— start of Record set —

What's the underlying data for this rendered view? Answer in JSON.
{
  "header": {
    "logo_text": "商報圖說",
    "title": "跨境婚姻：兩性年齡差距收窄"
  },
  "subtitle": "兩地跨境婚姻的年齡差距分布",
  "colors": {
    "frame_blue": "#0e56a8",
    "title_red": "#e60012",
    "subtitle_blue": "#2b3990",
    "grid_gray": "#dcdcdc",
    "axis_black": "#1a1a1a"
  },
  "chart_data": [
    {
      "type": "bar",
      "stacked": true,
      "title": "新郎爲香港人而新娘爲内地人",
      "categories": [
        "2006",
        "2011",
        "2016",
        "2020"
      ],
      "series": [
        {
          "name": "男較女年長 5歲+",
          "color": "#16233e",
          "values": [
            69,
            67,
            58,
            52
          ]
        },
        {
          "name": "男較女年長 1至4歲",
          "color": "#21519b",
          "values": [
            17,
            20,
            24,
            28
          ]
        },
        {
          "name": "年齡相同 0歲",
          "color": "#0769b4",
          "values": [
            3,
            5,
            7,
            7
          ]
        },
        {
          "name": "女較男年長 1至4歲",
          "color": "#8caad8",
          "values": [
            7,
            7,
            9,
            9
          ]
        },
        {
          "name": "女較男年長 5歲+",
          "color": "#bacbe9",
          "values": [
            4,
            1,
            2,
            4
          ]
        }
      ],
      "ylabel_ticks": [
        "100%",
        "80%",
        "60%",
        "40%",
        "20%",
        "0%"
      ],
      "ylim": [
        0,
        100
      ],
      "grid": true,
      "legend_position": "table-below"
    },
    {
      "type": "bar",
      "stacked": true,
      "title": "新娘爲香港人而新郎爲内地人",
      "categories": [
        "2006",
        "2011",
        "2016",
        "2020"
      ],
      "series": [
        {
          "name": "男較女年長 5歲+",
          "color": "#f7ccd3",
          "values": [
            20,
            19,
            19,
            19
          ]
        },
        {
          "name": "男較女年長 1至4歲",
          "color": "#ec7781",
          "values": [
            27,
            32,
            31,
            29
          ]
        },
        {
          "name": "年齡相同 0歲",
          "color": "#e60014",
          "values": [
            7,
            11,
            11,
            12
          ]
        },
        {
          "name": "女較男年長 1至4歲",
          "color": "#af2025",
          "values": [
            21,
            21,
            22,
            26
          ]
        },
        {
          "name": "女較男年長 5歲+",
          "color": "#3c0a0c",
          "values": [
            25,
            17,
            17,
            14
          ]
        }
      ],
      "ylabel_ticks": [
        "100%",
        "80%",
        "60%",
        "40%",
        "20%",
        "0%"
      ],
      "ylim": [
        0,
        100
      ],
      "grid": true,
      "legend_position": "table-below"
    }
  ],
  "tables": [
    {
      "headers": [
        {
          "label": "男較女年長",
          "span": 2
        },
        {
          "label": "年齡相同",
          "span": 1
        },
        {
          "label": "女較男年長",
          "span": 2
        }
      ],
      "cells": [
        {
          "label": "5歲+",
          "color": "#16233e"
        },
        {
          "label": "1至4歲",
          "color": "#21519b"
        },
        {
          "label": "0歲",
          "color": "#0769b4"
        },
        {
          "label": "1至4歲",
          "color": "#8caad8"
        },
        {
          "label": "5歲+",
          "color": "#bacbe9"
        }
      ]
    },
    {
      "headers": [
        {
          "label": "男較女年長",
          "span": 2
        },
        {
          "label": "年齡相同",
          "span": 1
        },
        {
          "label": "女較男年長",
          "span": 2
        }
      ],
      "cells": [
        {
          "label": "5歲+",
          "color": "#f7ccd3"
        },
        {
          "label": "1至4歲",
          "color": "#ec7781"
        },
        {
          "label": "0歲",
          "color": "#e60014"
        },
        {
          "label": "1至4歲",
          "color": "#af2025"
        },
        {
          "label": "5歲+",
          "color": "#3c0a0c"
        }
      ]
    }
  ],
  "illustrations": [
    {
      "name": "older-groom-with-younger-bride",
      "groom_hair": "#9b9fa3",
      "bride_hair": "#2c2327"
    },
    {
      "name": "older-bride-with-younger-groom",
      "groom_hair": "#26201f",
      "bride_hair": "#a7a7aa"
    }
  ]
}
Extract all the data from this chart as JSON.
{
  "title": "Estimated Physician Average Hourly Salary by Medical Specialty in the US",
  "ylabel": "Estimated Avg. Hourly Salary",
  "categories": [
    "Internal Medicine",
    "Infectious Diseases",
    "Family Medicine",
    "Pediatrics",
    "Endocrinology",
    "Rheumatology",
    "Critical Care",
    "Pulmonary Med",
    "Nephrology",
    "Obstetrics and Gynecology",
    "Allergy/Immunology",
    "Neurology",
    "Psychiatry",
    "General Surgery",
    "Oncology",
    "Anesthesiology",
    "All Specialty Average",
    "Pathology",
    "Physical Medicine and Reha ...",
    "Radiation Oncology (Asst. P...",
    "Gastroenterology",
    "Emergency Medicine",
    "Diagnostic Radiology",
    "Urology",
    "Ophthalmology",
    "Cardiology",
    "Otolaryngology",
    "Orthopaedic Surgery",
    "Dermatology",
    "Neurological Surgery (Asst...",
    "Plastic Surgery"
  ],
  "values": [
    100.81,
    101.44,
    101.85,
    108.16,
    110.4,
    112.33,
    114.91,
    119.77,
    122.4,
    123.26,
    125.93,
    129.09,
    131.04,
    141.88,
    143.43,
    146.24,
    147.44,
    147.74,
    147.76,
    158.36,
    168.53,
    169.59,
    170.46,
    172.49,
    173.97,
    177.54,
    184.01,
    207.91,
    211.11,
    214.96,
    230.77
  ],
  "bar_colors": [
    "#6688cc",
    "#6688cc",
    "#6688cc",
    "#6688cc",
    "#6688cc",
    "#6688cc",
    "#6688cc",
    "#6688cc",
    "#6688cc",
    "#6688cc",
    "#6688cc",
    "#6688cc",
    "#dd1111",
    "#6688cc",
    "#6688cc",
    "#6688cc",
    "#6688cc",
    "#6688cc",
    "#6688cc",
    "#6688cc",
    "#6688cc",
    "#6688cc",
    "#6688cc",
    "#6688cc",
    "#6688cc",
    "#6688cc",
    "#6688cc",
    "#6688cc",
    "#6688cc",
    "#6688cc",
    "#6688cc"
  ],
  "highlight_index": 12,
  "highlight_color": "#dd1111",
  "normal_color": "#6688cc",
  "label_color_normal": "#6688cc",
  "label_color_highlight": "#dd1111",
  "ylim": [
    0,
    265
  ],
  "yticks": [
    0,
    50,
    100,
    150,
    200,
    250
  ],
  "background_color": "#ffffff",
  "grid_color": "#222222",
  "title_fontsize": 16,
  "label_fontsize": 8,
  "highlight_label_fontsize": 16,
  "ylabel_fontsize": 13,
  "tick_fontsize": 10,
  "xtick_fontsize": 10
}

— end of Record set —

* _Problem details_
Repeat the records above exactly.

* _Answer for the task_
What's the underlying data for this rendered view? Answer in JSON.
{
  "header": {
    "logo_text": "商報圖說",
    "title": "跨境婚姻：兩性年齡差距收窄"
  },
  "subtitle": "兩地跨境婚姻的年齡差距分布",
  "colors": {
    "frame_blue": "#0e56a8",
    "title_red": "#e60012",
    "subtitle_blue": "#2b3990",
    "grid_gray": "#dcdcdc",
    "axis_black": "#1a1a1a"
  },
  "chart_data": [
    {
      "type": "bar",
      "stacked": true,
      "title": "新郎爲香港人而新娘爲内地人",
      "categories": [
        "2006",
        "2011",
        "2016",
        "2020"
      ],
      "series": [
        {
          "name": "男較女年長 5歲+",
          "color": "#16233e",
          "values": [
            69,
            67,
            58,
            52
          ]
        },
        {
          "name": "男較女年長 1至4歲",
          "color": "#21519b",
          "values": [
            17,
            20,
            24,
            28
          ]
        },
        {
          "name": "年齡相同 0歲",
          "color": "#0769b4",
          "values": [
            3,
            5,
            7,
            7
          ]
        },
        {
          "name": "女較男年長 1至4歲",
          "color": "#8caad8",
          "values": [
            7,
            7,
            9,
            9
          ]
        },
        {
          "name": "女較男年長 5歲+",
          "color": "#bacbe9",
          "values": [
            4,
            1,
            2,
            4
          ]
        }
      ],
      "ylabel_ticks": [
        "100%",
        "80%",
        "60%",
        "40%",
        "20%",
        "0%"
      ],
      "ylim": [
        0,
        100
      ],
      "grid": true,
      "legend_position": "table-below"
    },
    {
      "type": "bar",
      "stacked": true,
      "title": "新娘爲香港人而新郎爲内地人",
      "categories": [
        "2006",
        "2011",
        "2016",
        "2020"
      ],
      "series": [
        {
          "name": "男較女年長 5歲+",
          "color": "#f7ccd3",
          "values": [
            20,
            19,
            19,
            19
          ]
        },
        {
          "name": "男較女年長 1至4歲",
          "color": "#ec7781",
          "values": [
            27,
            32,
            31,
            29
          ]
        },
        {
          "name": "年齡相同 0歲",
          "color": "#e60014",
          "values": [
            7,
            11,
            11,
            12
          ]
        },
        {
          "name": "女較男年長 1至4歲",
          "color": "#af2025",
          "values": [
            21,
            21,
            22,
            26
          ]
        },
        {
          "name": "女較男年長 5歲+",
          "color": "#3c0a0c",
          "values": [
            25,
            17,
            17,
            14
          ]
        }
      ],
      "ylabel_ticks": [
        "100%",
        "80%",
        "60%",
        "40%",
        "20%",
        "0%"
      ],
      "ylim": [
        0,
        100
      ],
      "grid": true,
      "legend_position": "table-below"
    }
  ],
  "tables": [
    {
      "headers": [
        {
          "label": "男較女年長",
          "span": 2
        },
        {
          "label": "年齡相同",
          "span": 1
        },
        {
          "label": "女較男年長",
          "span": 2
        }
      ],
      "cells": [
        {
          "label": "5歲+",
          "color": "#16233e"
        },
        {
          "label": "1至4歲",
          "color": "#21519b"
        },
        {
          "label": "0歲",
          "color": "#0769b4"
        },
        {
          "label": "1至4歲",
          "color": "#8caad8"
        },
        {
          "label": "5歲+",
          "color": "#bacbe9"
        }
      ]
    },
    {
      "headers": [
        {
          "label": "男較女年長",
          "span": 2
        },
        {
          "label": "年齡相同",
          "span": 1
        },
        {
          "label": "女較男年長",
          "span": 2
        }
      ],
      "cells": [
        {
          "label": "5歲+",
          "color": "#f7ccd3"
        },
        {
          "label": "1至4歲",
          "color": "#ec7781"
        },
        {
          "label": "0歲",
          "color": "#e60014"
        },
        {
          "label": "1至4歲",
          "color": "#af2025"
        },
        {
          "label": "5歲+",
          "color": "#3c0a0c"
        }
      ]
    }
  ],
  "illustrations": [
    {
      "name": "older-groom-with-younger-bride",
      "groom_hair": "#9b9fa3",
      "bride_hair": "#2c2327"
    },
    {
      "name": "older-bride-with-younger-groom",
      "groom_hair": "#26201f",
      "bride_hair": "#a7a7aa"
    }
  ]
}
Extract all the data from this chart as JSON.
{
  "title": "Estimated Physician Average Hourly Salary by Medical Specialty in the US",
  "ylabel": "Estimated Avg. Hourly Salary",
  "categories": [
    "Internal Medicine",
    "Infectious Diseases",
    "Family Medicine",
    "Pediatrics",
    "Endocrinology",
    "Rheumatology",
    "Critical Care",
    "Pulmonary Med",
    "Nephrology",
    "Obstetrics and Gynecology",
    "Allergy/Immunology",
    "Neurology",
    "Psychiatry",
    "General Surgery",
    "Oncology",
    "Anesthesiology",
    "All Specialty Average",
    "Pathology",
    "Physical Medicine and Reha ...",
    "Radiation Oncology (Asst. P...",
    "Gastroenterology",
    "Emergency Medicine",
    "Diagnostic Radiology",
    "Urology",
    "Ophthalmology",
    "Cardiology",
    "Otolaryngology",
    "Orthopaedic Surgery",
    "Dermatology",
    "Neurological Surgery (Asst...",
    "Plastic Surgery"
  ],
  "values": [
    100.81,
    101.44,
    101.85,
    108.16,
    110.4,
    112.33,
    114.91,
    119.77,
    122.4,
    123.26,
    125.93,
    129.09,
    131.04,
    141.88,
    143.43,
    146.24,
    147.44,
    147.74,
    147.76,
    158.36,
    168.53,
    169.59,
    170.46,
    172.49,
    173.97,
    177.54,
    184.01,
    207.91,
    211.11,
    214.96,
    230.77
  ],
  "bar_colors": [
    "#6688cc",
    "#6688cc",
    "#6688cc",
    "#6688cc",
    "#6688cc",
    "#6688cc",
    "#6688cc",
    "#6688cc",
    "#6688cc",
    "#6688cc",
    "#6688cc",
    "#6688cc",
    "#dd1111",
    "#6688cc",
    "#6688cc",
    "#6688cc",
    "#6688cc",
    "#6688cc",
    "#6688cc",
    "#6688cc",
    "#6688cc",
    "#6688cc",
    "#6688cc",
    "#6688cc",
    "#6688cc",
    "#6688cc",
    "#6688cc",
    "#6688cc",
    "#6688cc",
    "#6688cc",
    "#6688cc"
  ],
  "highlight_index": 12,
  "highlight_color": "#dd1111",
  "normal_color": "#6688cc",
  "label_color_normal": "#6688cc",
  "label_color_highlight": "#dd1111",
  "ylim": [
    0,
    265
  ],
  "yticks": [
    0,
    50,
    100,
    150,
    200,
    250
  ],
  "background_color": "#ffffff",
  "grid_color": "#222222",
  "title_fontsize": 16,
  "label_fontsize": 8,
  "highlight_label_fontsize": 16,
  "ylabel_fontsize": 13,
  "tick_fontsize": 10,
  "xtick_fontsize": 10
}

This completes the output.